# STATED TASK
Each entry in the listing below should be restated word for word.

Data entries:
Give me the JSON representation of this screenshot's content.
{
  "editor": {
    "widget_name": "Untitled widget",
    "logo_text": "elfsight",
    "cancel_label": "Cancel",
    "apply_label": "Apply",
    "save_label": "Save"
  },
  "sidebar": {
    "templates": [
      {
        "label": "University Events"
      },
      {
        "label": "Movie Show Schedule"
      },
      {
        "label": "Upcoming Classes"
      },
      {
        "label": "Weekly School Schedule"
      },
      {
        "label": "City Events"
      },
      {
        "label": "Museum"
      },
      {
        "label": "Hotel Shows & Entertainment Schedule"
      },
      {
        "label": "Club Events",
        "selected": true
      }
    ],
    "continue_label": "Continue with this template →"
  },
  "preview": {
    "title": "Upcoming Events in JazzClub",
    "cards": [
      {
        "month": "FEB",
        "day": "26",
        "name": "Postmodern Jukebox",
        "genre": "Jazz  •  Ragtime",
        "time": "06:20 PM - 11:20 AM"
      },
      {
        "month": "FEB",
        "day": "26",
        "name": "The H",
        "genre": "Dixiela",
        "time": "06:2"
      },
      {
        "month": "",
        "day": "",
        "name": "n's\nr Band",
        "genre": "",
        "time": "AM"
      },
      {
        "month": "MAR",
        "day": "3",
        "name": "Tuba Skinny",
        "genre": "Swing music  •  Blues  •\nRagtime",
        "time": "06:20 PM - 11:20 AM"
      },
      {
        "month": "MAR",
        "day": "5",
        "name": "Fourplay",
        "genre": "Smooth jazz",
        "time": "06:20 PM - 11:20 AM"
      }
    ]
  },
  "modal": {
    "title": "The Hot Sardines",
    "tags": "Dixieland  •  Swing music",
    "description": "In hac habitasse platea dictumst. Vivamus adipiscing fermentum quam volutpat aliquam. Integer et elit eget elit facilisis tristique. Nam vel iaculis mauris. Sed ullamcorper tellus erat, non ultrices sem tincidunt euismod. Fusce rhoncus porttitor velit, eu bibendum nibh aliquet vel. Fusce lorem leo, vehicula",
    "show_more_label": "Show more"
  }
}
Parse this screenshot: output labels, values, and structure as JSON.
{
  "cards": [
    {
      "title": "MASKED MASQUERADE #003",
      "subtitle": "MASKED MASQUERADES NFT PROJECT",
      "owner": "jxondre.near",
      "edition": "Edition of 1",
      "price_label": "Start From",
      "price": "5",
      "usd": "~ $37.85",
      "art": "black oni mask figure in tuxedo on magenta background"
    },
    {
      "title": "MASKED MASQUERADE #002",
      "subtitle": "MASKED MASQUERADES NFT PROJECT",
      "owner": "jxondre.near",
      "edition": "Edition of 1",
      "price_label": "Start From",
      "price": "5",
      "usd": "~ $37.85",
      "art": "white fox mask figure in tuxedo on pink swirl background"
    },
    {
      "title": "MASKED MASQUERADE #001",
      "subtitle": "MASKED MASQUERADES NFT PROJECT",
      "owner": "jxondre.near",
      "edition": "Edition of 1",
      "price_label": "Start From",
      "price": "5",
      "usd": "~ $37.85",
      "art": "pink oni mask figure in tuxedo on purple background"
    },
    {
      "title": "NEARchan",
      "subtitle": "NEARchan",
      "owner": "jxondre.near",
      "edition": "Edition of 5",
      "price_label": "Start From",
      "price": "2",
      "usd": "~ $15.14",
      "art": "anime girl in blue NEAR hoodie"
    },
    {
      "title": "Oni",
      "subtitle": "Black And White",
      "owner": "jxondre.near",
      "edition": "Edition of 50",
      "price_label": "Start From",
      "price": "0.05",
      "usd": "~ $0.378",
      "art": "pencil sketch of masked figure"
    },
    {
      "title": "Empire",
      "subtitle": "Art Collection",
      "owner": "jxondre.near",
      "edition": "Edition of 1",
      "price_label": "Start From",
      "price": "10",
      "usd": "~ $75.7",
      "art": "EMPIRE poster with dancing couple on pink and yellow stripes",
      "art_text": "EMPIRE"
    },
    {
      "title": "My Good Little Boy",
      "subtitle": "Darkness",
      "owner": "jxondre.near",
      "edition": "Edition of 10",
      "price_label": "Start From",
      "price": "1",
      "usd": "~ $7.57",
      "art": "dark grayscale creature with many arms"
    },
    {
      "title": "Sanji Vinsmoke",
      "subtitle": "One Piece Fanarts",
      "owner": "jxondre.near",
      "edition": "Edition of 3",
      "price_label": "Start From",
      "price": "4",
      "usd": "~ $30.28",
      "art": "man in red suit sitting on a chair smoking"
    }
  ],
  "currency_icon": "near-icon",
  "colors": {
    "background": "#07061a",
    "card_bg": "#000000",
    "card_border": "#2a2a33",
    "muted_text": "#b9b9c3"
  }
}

# FINAL RESULT
Give me the JSON representation of this screenshot's content.
{
  "editor": {
    "widget_name": "Untitled widget",
    "logo_text": "elfsight",
    "cancel_label": "Cancel",
    "apply_label": "Apply",
    "save_label": "Save"
  },
  "sidebar": {
    "templates": [
      {
        "label": "University Events"
      },
      {
        "label": "Movie Show Schedule"
      },
      {
        "label": "Upcoming Classes"
      },
      {
        "label": "Weekly School Schedule"
      },
      {
        "label": "City Events"
      },
      {
        "label": "Museum"
      },
      {
        "label": "Hotel Shows & Entertainment Schedule"
      },
      {
        "label": "Club Events",
        "selected": true
      }
    ],
    "continue_label": "Continue with this template →"
  },
  "preview": {
    "title": "Upcoming Events in JazzClub",
    "cards": [
      {
        "month": "FEB",
        "day": "26",
        "name": "Postmodern Jukebox",
        "genre": "Jazz  •  Ragtime",
        "time": "06:20 PM - 11:20 AM"
      },
      {
        "month": "FEB",
        "day": "26",
        "name": "The H",
        "genre": "Dixiela",
        "time": "06:2"
      },
      {
        "month": "",
        "day": "",
        "name": "n's\nr Band",
        "genre": "",
        "time": "AM"
      },
      {
        "month": "MAR",
        "day": "3",
        "name": "Tuba Skinny",
        "genre": "Swing music  •  Blues  •\nRagtime",
        "time": "06:20 PM - 11:20 AM"
      },
      {
        "month": "MAR",
        "day": "5",
        "name": "Fourplay",
        "genre": "Smooth jazz",
        "time": "06:20 PM - 11:20 AM"
      }
    ]
  },
  "modal": {
    "title": "The Hot Sardines",
    "tags": "Dixieland  •  Swing music",
    "description": "In hac habitasse platea dictumst. Vivamus adipiscing fermentum quam volutpat aliquam. Integer et elit eget elit facilisis tristique. Nam vel iaculis mauris. Sed ullamcorper tellus erat, non ultrices sem tincidunt euismod. Fusce rhoncus porttitor velit, eu bibendum nibh aliquet vel. Fusce lorem leo, vehicula",
    "show_more_label": "Show more"
  }
}
Parse this screenshot: output labels, values, and structure as JSON.
{
  "cards": [
    {
      "title": "MASKED MASQUERADE #003",
      "subtitle": "MASKED MASQUERADES NFT PROJECT",
      "owner": "jxondre.near",
      "edition": "Edition of 1",
      "price_label": "Start From",
      "price": "5",
      "usd": "~ $37.85",
      "art": "black oni mask figure in tuxedo on magenta background"
    },
    {
      "title": "MASKED MASQUERADE #002",
      "subtitle": "MASKED MASQUERADES NFT PROJECT",
      "owner": "jxondre.near",
      "edition": "Edition of 1",
      "price_label": "Start From",
      "price": "5",
      "usd": "~ $37.85",
      "art": "white fox mask figure in tuxedo on pink swirl background"
    },
    {
      "title": "MASKED MASQUERADE #001",
      "subtitle": "MASKED MASQUERADES NFT PROJECT",
      "owner": "jxondre.near",
      "edition": "Edition of 1",
      "price_label": "Start From",
      "price": "5",
      "usd": "~ $37.85",
      "art": "pink oni mask figure in tuxedo on purple background"
    },
    {
      "title": "NEARchan",
      "subtitle": "NEARchan",
      "owner": "jxondre.near",
      "edition": "Edition of 5",
      "price_label": "Start From",
      "price": "2",
      "usd": "~ $15.14",
      "art": "anime girl in blue NEAR hoodie"
    },
    {
      "title": "Oni",
      "subtitle": "Black And White",
      "owner": "jxondre.near",
      "edition": "Edition of 50",
      "price_label": "Start From",
      "price": "0.05",
      "usd": "~ $0.378",
      "art": "pencil sketch of masked figure"
    },
    {
      "title": "Empire",
      "subtitle": "Art Collection",
      "owner": "jxondre.near",
      "edition": "Edition of 1",
      "price_label": "Start From",
      "price": "10",
      "usd": "~ $75.7",
      "art": "EMPIRE poster with dancing couple on pink and yellow stripes",
      "art_text": "EMPIRE"
    },
    {
      "title": "My Good Little Boy",
      "subtitle": "Darkness",
      "owner": "jxondre.near",
      "edition": "Edition of 10",
      "price_label": "Start From",
      "price": "1",
      "usd": "~ $7.57",
      "art": "dark grayscale creature with many arms"
    },
    {
      "title": "Sanji Vinsmoke",
      "subtitle": "One Piece Fanarts",
      "owner": "jxondre.near",
      "edition": "Edition of 3",
      "price_label": "Start From",
      "price": "4",
      "usd": "~ $30.28",
      "art": "man in red suit sitting on a chair smoking"
    }
  ],
  "currency_icon": "near-icon",
  "colors": {
    "background": "#07061a",
    "card_bg": "#000000",
    "card_border": "#2a2a33",
    "muted_text": "#b9b9c3"
  }
}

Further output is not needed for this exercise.